INSTRUCTIONS TO FOLLOW: Provide an exact reproduction of every entry.

-- EXERCISE INPUT start --

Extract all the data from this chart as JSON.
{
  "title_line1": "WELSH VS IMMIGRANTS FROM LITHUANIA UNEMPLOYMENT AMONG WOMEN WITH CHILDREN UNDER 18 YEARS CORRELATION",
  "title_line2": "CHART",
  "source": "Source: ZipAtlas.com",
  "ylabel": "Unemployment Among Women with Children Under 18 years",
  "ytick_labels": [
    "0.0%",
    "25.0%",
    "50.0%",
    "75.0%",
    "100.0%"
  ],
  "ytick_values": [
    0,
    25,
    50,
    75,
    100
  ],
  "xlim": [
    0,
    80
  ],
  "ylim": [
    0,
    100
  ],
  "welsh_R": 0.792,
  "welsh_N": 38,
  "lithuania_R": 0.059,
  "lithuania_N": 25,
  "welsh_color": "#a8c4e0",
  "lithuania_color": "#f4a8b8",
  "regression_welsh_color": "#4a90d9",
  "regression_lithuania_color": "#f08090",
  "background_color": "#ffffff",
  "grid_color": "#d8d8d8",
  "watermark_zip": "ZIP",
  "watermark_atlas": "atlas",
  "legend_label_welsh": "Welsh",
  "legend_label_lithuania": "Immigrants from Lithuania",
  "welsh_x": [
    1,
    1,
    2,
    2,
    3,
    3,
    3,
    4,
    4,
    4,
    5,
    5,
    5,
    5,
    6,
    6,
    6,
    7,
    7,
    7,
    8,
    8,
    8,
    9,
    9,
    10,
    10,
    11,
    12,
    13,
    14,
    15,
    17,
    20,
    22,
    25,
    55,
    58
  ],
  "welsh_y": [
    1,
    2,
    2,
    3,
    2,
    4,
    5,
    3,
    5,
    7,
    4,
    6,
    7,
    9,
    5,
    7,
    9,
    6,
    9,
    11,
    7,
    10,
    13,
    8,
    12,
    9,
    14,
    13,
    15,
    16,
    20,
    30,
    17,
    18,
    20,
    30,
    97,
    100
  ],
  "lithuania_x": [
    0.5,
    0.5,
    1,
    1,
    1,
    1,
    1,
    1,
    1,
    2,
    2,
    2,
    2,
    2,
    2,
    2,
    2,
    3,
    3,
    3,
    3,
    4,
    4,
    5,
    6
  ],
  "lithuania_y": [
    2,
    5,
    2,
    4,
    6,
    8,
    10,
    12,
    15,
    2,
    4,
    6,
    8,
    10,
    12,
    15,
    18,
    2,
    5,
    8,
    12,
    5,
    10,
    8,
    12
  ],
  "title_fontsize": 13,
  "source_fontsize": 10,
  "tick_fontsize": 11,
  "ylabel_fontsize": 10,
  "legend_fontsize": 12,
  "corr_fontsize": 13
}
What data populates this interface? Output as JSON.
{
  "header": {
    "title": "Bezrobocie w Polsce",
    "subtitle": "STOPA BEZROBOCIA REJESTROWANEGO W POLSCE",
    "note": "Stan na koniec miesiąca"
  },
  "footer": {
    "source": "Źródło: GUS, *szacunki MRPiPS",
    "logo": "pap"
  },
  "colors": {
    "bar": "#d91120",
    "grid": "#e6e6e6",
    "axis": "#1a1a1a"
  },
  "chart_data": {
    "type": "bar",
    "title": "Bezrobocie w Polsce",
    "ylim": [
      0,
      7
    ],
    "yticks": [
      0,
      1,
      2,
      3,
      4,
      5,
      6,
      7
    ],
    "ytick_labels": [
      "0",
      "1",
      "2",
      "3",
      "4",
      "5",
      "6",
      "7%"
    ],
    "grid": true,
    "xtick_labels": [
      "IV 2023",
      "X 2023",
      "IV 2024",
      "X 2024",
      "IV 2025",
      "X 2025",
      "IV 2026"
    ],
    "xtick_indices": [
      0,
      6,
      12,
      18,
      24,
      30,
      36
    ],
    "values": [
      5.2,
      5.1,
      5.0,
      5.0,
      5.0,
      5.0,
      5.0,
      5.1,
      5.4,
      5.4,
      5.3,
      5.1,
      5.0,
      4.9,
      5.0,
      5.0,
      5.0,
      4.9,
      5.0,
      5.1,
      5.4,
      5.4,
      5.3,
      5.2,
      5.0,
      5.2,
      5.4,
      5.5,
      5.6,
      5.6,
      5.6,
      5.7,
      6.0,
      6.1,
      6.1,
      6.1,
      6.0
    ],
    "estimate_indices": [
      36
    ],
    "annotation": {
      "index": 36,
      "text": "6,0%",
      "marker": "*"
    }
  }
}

-- EXERCISE INPUT end --

RESULT:
Extract all the data from this chart as JSON.
{
  "title_line1": "WELSH VS IMMIGRANTS FROM LITHUANIA UNEMPLOYMENT AMONG WOMEN WITH CHILDREN UNDER 18 YEARS CORRELATION",
  "title_line2": "CHART",
  "source": "Source: ZipAtlas.com",
  "ylabel": "Unemployment Among Women with Children Under 18 years",
  "ytick_labels": [
    "0.0%",
    "25.0%",
    "50.0%",
    "75.0%",
    "100.0%"
  ],
  "ytick_values": [
    0,
    25,
    50,
    75,
    100
  ],
  "xlim": [
    0,
    80
  ],
  "ylim": [
    0,
    100
  ],
  "welsh_R": 0.792,
  "welsh_N": 38,
  "lithuania_R": 0.059,
  "lithuania_N": 25,
  "welsh_color": "#a8c4e0",
  "lithuania_color": "#f4a8b8",
  "regression_welsh_color": "#4a90d9",
  "regression_lithuania_color": "#f08090",
  "background_color": "#ffffff",
  "grid_color": "#d8d8d8",
  "watermark_zip": "ZIP",
  "watermark_atlas": "atlas",
  "legend_label_welsh": "Welsh",
  "legend_label_lithuania": "Immigrants from Lithuania",
  "welsh_x": [
    1,
    1,
    2,
    2,
    3,
    3,
    3,
    4,
    4,
    4,
    5,
    5,
    5,
    5,
    6,
    6,
    6,
    7,
    7,
    7,
    8,
    8,
    8,
    9,
    9,
    10,
    10,
    11,
    12,
    13,
    14,
    15,
    17,
    20,
    22,
    25,
    55,
    58
  ],
  "welsh_y": [
    1,
    2,
    2,
    3,
    2,
    4,
    5,
    3,
    5,
    7,
    4,
    6,
    7,
    9,
    5,
    7,
    9,
    6,
    9,
    11,
    7,
    10,
    13,
    8,
    12,
    9,
    14,
    13,
    15,
    16,
    20,
    30,
    17,
    18,
    20,
    30,
    97,
    100
  ],
  "lithuania_x": [
    0.5,
    0.5,
    1,
    1,
    1,
    1,
    1,
    1,
    1,
    2,
    2,
    2,
    2,
    2,
    2,
    2,
    2,
    3,
    3,
    3,
    3,
    4,
    4,
    5,
    6
  ],
  "lithuania_y": [
    2,
    5,
    2,
    4,
    6,
    8,
    10,
    12,
    15,
    2,
    4,
    6,
    8,
    10,
    12,
    15,
    18,
    2,
    5,
    8,
    12,
    5,
    10,
    8,
    12
  ],
  "title_fontsize": 13,
  "source_fontsize": 10,
  "tick_fontsize": 11,
  "ylabel_fontsize": 10,
  "legend_fontsize": 12,
  "corr_fontsize": 13
}
What data populates this interface? Output as JSON.
{
  "header": {
    "title": "Bezrobocie w Polsce",
    "subtitle": "STOPA BEZROBOCIA REJESTROWANEGO W POLSCE",
    "note": "Stan na koniec miesiąca"
  },
  "footer": {
    "source": "Źródło: GUS, *szacunki MRPiPS",
    "logo": "pap"
  },
  "colors": {
    "bar": "#d91120",
    "grid": "#e6e6e6",
    "axis": "#1a1a1a"
  },
  "chart_data": {
    "type": "bar",
    "title": "Bezrobocie w Polsce",
    "ylim": [
      0,
      7
    ],
    "yticks": [
      0,
      1,
      2,
      3,
      4,
      5,
      6,
      7
    ],
    "ytick_labels": [
      "0",
      "1",
      "2",
      "3",
      "4",
      "5",
      "6",
      "7%"
    ],
    "grid": true,
    "xtick_labels": [
      "IV 2023",
      "X 2023",
      "IV 2024",
      "X 2024",
      "IV 2025",
      "X 2025",
      "IV 2026"
    ],
    "xtick_indices": [
      0,
      6,
      12,
      18,
      24,
      30,
      36
    ],
    "values": [
      5.2,
      5.1,
      5.0,
      5.0,
      5.0,
      5.0,
      5.0,
      5.1,
      5.4,
      5.4,
      5.3,
      5.1,
      5.0,
      4.9,
      5.0,
      5.0,
      5.0,
      4.9,
      5.0,
      5.1,
      5.4,
      5.4,
      5.3,
      5.2,
      5.0,
      5.2,
      5.4,
      5.5,
      5.6,
      5.6,
      5.6,
      5.7,
      6.0,
      6.1,
      6.1,
      6.1,
      6.0
    ],
    "estimate_indices": [
      36
    ],
    "annotation": {
      "index": 36,
      "text": "6,0%",
      "marker": "*"
    }
  }
}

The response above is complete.